_Work instructions_. What number of lines hold the word "symbol"? State that number and nothing besides.
============================================================
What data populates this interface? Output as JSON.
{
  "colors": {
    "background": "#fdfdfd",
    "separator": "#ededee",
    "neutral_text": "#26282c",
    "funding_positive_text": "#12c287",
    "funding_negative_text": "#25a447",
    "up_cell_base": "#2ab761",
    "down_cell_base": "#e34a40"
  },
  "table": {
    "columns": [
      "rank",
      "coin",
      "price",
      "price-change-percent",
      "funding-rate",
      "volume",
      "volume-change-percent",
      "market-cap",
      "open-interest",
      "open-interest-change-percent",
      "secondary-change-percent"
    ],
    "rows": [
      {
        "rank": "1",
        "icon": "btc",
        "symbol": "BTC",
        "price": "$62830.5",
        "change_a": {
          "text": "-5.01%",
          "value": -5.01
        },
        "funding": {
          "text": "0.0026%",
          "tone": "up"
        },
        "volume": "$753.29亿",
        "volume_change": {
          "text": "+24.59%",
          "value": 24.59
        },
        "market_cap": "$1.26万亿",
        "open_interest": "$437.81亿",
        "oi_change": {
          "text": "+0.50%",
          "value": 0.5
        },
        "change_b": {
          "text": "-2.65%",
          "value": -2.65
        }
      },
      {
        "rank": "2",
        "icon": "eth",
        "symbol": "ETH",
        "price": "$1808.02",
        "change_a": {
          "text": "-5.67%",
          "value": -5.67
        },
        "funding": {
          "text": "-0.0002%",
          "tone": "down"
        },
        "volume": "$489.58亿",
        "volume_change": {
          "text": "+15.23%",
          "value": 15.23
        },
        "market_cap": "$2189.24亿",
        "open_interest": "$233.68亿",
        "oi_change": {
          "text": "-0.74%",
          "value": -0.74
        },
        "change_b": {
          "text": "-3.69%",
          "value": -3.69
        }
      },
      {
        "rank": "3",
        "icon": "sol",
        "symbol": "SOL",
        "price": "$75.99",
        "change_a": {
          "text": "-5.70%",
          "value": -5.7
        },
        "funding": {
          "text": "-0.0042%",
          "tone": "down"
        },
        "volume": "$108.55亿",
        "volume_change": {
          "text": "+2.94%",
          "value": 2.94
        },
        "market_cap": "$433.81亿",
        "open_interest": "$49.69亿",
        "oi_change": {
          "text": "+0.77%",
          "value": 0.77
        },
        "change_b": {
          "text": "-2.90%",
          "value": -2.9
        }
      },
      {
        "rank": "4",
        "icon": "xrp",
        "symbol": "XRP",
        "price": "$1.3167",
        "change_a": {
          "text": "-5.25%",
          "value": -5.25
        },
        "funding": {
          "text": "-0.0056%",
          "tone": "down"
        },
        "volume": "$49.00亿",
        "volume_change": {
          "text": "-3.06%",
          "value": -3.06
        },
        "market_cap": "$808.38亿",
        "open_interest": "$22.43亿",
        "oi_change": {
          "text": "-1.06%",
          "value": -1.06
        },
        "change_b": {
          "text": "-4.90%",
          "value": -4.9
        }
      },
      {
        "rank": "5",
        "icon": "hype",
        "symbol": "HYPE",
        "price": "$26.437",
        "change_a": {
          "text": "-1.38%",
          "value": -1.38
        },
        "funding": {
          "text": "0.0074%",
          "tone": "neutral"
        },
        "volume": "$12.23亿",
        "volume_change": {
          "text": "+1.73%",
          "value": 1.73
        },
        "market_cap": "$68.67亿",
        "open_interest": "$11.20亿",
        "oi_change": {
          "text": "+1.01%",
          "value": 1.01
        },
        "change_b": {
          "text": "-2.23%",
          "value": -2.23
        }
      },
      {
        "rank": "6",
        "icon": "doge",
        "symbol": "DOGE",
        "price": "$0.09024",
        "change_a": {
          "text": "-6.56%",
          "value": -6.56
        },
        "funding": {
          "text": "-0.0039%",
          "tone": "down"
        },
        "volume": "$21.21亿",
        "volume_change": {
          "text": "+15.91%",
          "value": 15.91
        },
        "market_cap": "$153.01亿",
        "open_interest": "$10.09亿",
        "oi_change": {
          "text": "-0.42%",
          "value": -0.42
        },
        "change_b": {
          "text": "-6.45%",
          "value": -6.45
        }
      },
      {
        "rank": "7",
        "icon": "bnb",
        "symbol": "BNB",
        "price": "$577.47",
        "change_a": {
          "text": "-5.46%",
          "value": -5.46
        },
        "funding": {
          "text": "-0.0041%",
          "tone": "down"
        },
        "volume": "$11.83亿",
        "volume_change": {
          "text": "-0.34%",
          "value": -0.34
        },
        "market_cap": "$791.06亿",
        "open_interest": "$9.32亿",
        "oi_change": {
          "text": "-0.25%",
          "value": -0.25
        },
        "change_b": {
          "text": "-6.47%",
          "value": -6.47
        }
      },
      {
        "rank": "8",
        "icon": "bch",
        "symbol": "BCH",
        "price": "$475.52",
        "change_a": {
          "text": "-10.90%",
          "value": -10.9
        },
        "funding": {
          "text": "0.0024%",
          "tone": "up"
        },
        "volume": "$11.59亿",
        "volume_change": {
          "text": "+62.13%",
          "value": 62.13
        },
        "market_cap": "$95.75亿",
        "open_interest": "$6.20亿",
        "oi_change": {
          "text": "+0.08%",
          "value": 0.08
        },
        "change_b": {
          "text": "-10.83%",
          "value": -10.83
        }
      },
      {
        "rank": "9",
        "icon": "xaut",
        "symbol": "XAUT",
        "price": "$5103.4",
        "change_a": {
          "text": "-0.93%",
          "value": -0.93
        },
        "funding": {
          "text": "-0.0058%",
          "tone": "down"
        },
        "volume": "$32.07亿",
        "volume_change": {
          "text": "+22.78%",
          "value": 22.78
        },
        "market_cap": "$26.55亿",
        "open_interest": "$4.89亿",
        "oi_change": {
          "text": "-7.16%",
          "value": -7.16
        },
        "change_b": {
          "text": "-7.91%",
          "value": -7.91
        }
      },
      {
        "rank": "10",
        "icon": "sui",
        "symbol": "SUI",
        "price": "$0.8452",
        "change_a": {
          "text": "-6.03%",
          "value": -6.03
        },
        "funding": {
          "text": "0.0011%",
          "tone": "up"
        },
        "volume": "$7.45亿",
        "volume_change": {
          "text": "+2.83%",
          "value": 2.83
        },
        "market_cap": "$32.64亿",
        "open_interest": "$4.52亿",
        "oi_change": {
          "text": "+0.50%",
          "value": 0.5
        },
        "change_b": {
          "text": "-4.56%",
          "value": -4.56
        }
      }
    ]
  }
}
============================================================
_Result for this exercise_. 10